--- start AVAILABLE DATA ---

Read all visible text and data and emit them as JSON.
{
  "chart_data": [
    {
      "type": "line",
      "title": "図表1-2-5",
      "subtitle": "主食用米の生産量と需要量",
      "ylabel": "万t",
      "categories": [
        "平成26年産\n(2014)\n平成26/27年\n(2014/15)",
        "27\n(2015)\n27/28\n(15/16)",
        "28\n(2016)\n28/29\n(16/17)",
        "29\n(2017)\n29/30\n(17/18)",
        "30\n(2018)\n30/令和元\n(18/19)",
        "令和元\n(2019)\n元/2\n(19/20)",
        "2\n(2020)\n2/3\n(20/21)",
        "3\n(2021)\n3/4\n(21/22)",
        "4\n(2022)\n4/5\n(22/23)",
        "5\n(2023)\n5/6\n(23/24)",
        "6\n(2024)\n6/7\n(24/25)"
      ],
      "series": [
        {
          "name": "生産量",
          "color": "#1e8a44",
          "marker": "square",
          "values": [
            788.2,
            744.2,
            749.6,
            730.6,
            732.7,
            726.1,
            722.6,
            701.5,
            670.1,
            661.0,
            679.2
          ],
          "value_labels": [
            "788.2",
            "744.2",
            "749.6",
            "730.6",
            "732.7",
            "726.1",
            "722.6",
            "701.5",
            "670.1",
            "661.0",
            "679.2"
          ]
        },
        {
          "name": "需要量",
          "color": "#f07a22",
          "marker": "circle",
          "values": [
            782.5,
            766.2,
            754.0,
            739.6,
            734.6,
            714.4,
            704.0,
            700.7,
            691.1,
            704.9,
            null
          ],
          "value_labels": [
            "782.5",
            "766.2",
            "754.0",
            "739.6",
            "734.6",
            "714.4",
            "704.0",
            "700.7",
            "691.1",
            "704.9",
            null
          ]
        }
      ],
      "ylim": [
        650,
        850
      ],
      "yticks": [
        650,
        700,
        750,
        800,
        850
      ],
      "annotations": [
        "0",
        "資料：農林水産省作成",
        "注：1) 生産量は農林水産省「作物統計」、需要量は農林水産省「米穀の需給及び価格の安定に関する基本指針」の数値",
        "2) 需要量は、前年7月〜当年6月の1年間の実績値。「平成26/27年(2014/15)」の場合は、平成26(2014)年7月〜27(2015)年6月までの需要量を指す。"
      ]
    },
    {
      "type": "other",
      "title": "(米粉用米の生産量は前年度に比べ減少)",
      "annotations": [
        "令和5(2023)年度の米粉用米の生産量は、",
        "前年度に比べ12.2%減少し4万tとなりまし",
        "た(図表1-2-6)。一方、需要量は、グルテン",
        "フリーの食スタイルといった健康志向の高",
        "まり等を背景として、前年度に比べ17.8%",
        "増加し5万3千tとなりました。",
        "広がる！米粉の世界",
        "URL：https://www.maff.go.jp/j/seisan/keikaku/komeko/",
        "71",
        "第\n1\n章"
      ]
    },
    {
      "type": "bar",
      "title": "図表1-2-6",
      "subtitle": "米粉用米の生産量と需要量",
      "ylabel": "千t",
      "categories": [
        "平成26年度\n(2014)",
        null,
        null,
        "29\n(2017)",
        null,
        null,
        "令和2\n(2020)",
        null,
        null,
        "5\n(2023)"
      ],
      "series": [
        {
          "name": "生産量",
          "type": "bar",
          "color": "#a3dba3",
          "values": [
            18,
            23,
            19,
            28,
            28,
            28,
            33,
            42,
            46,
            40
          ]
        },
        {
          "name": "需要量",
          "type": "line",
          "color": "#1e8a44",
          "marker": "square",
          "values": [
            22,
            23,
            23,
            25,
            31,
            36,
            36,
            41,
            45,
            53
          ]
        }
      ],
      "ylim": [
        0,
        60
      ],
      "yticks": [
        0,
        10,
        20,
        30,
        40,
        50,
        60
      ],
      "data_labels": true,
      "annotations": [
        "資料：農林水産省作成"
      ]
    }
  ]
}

--- end AVAILABLE DATA ---

EXERCISE TASK
Give all the records again. Match them exactly.

EXERCISE ANSWER
Read all visible text and data and emit them as JSON.
{
  "chart_data": [
    {
      "type": "line",
      "title": "図表1-2-5",
      "subtitle": "主食用米の生産量と需要量",
      "ylabel": "万t",
      "categories": [
        "平成26年産\n(2014)\n平成26/27年\n(2014/15)",
        "27\n(2015)\n27/28\n(15/16)",
        "28\n(2016)\n28/29\n(16/17)",
        "29\n(2017)\n29/30\n(17/18)",
        "30\n(2018)\n30/令和元\n(18/19)",
        "令和元\n(2019)\n元/2\n(19/20)",
        "2\n(2020)\n2/3\n(20/21)",
        "3\n(2021)\n3/4\n(21/22)",
        "4\n(2022)\n4/5\n(22/23)",
        "5\n(2023)\n5/6\n(23/24)",
        "6\n(2024)\n6/7\n(24/25)"
      ],
      "series": [
        {
          "name": "生産量",
          "color": "#1e8a44",
          "marker": "square",
          "values": [
            788.2,
            744.2,
            749.6,
            730.6,
            732.7,
            726.1,
            722.6,
            701.5,
            670.1,
            661.0,
            679.2
          ],
          "value_labels": [
            "788.2",
            "744.2",
            "749.6",
            "730.6",
            "732.7",
            "726.1",
            "722.6",
            "701.5",
            "670.1",
            "661.0",
            "679.2"
          ]
        },
        {
          "name": "需要量",
          "color": "#f07a22",
          "marker": "circle",
          "values": [
            782.5,
            766.2,
            754.0,
            739.6,
            734.6,
            714.4,
            704.0,
            700.7,
            691.1,
            704.9,
            null
          ],
          "value_labels": [
            "782.5",
            "766.2",
            "754.0",
            "739.6",
            "734.6",
            "714.4",
            "704.0",
            "700.7",
            "691.1",
            "704.9",
            null
          ]
        }
      ],
      "ylim": [
        650,
        850
      ],
      "yticks": [
        650,
        700,
        750,
        800,
        850
      ],
      "annotations": [
        "0",
        "資料：農林水産省作成",
        "注：1) 生産量は農林水産省「作物統計」、需要量は農林水産省「米穀の需給及び価格の安定に関する基本指針」の数値",
        "2) 需要量は、前年7月〜当年6月の1年間の実績値。「平成26/27年(2014/15)」の場合は、平成26(2014)年7月〜27(2015)年6月までの需要量を指す。"
      ]
    },
    {
      "type": "other",
      "title": "(米粉用米の生産量は前年度に比べ減少)",
      "annotations": [
        "令和5(2023)年度の米粉用米の生産量は、",
        "前年度に比べ12.2%減少し4万tとなりまし",
        "た(図表1-2-6)。一方、需要量は、グルテン",
        "フリーの食スタイルといった健康志向の高",
        "まり等を背景として、前年度に比べ17.8%",
        "増加し5万3千tとなりました。",
        "広がる！米粉の世界",
        "URL：https://www.maff.go.jp/j/seisan/keikaku/komeko/",
        "71",
        "第\n1\n章"
      ]
    },
    {
      "type": "bar",
      "title": "図表1-2-6",
      "subtitle": "米粉用米の生産量と需要量",
      "ylabel": "千t",
      "categories": [
        "平成26年度\n(2014)",
        null,
        null,
        "29\n(2017)",
        null,
        null,
        "令和2\n(2020)",
        null,
        null,
        "5\n(2023)"
      ],
      "series": [
        {
          "name": "生産量",
          "type": "bar",
          "color": "#a3dba3",
          "values": [
            18,
            23,
            19,
            28,
            28,
            28,
            33,
            42,
            46,
            40
          ]
        },
        {
          "name": "需要量",
          "type": "line",
          "color": "#1e8a44",
          "marker": "square",
          "values": [
            22,
            23,
            23,
            25,
            31,
            36,
            36,
            41,
            45,
            53
          ]
        }
      ],
      "ylim": [
        0,
        60
      ],
      "yticks": [
        0,
        10,
        20,
        30,
        40,
        50,
        60
      ],
      "data_labels": true,
      "annotations": [
        "資料：農林水産省作成"
      ]
    }
  ]
}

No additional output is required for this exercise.